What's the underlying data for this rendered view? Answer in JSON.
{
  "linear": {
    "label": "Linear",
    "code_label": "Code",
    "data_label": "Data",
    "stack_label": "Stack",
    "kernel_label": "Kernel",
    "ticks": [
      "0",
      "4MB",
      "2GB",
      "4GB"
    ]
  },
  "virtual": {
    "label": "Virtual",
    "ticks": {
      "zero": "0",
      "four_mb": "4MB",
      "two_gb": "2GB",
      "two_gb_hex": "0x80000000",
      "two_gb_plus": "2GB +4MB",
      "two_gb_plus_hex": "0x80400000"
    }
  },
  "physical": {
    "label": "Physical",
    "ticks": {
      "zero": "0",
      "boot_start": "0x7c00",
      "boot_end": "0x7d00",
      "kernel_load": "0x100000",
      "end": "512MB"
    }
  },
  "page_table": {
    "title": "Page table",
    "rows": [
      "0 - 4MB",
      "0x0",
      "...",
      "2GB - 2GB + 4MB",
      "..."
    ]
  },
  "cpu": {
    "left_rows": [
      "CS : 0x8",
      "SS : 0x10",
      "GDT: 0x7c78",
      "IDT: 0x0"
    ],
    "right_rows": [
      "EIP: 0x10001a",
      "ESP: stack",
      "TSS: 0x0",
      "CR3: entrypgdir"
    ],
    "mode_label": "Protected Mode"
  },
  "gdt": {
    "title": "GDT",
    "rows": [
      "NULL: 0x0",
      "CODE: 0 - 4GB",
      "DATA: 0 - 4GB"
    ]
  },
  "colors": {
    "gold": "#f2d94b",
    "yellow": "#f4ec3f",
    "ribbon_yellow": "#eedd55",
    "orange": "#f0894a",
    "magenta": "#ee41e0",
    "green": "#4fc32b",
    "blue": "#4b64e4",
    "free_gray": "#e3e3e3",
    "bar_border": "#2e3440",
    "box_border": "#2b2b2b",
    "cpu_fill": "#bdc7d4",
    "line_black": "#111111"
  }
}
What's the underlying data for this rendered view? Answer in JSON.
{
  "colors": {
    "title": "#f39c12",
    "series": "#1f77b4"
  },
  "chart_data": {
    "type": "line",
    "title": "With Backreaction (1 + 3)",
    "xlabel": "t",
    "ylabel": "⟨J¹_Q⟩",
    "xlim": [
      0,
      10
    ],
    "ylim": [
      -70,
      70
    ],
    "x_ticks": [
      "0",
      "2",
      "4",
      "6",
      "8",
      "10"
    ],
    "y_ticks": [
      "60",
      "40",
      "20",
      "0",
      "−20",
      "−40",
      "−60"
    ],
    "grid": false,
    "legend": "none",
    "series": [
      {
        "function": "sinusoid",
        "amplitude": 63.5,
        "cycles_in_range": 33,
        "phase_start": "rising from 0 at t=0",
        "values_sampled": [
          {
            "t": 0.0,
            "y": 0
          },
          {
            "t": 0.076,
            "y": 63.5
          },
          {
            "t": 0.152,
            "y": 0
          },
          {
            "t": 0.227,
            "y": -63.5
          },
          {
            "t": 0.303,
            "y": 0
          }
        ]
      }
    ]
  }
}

___

### Written problem
Copy all the lines, exactly.

### Task response
What's the underlying data for this rendered view? Answer in JSON.
{
  "linear": {
    "label": "Linear",
    "code_label": "Code",
    "data_label": "Data",
    "stack_label": "Stack",
    "kernel_label": "Kernel",
    "ticks": [
      "0",
      "4MB",
      "2GB",
      "4GB"
    ]
  },
  "virtual": {
    "label": "Virtual",
    "ticks": {
      "zero": "0",
      "four_mb": "4MB",
      "two_gb": "2GB",
      "two_gb_hex": "0x80000000",
      "two_gb_plus": "2GB +4MB",
      "two_gb_plus_hex": "0x80400000"
    }
  },
  "physical": {
    "label": "Physical",
    "ticks": {
      "zero": "0",
      "boot_start": "0x7c00",
      "boot_end": "0x7d00",
      "kernel_load": "0x100000",
      "end": "512MB"
    }
  },
  "page_table": {
    "title": "Page table",
    "rows": [
      "0 - 4MB",
      "0x0",
      "...",
      "2GB - 2GB + 4MB",
      "..."
    ]
  },
  "cpu": {
    "left_rows": [
      "CS : 0x8",
      "SS : 0x10",
      "GDT: 0x7c78",
      "IDT: 0x0"
    ],
    "right_rows": [
      "EIP: 0x10001a",
      "ESP: stack",
      "TSS: 0x0",
      "CR3: entrypgdir"
    ],
    "mode_label": "Protected Mode"
  },
  "gdt": {
    "title": "GDT",
    "rows": [
      "NULL: 0x0",
      "CODE: 0 - 4GB",
      "DATA: 0 - 4GB"
    ]
  },
  "colors": {
    "gold": "#f2d94b",
    "yellow": "#f4ec3f",
    "ribbon_yellow": "#eedd55",
    "orange": "#f0894a",
    "magenta": "#ee41e0",
    "green": "#4fc32b",
    "blue": "#4b64e4",
    "free_gray": "#e3e3e3",
    "bar_border": "#2e3440",
    "box_border": "#2b2b2b",
    "cpu_fill": "#bdc7d4",
    "line_black": "#111111"
  }
}
What's the underlying data for this rendered view? Answer in JSON.
{
  "colors": {
    "title": "#f39c12",
    "series": "#1f77b4"
  },
  "chart_data": {
    "type": "line",
    "title": "With Backreaction (1 + 3)",
    "xlabel": "t",
    "ylabel": "⟨J¹_Q⟩",
    "xlim": [
      0,
      10
    ],
    "ylim": [
      -70,
      70
    ],
    "x_ticks": [
      "0",
      "2",
      "4",
      "6",
      "8",
      "10"
    ],
    "y_ticks": [
      "60",
      "40",
      "20",
      "0",
      "−20",
      "−40",
      "−60"
    ],
    "grid": false,
    "legend": "none",
    "series": [
      {
        "function": "sinusoid",
        "amplitude": 63.5,
        "cycles_in_range": 33,
        "phase_start": "rising from 0 at t=0",
        "values_sampled": [
          {
            "t": 0.0,
            "y": 0
          },
          {
            "t": 0.076,
            "y": 63.5
          },
          {
            "t": 0.152,
            "y": 0
          },
          {
            "t": 0.227,
            "y": -63.5
          },
          {
            "t": 0.303,
            "y": 0
          }
        ]
      }
    ]
  }
}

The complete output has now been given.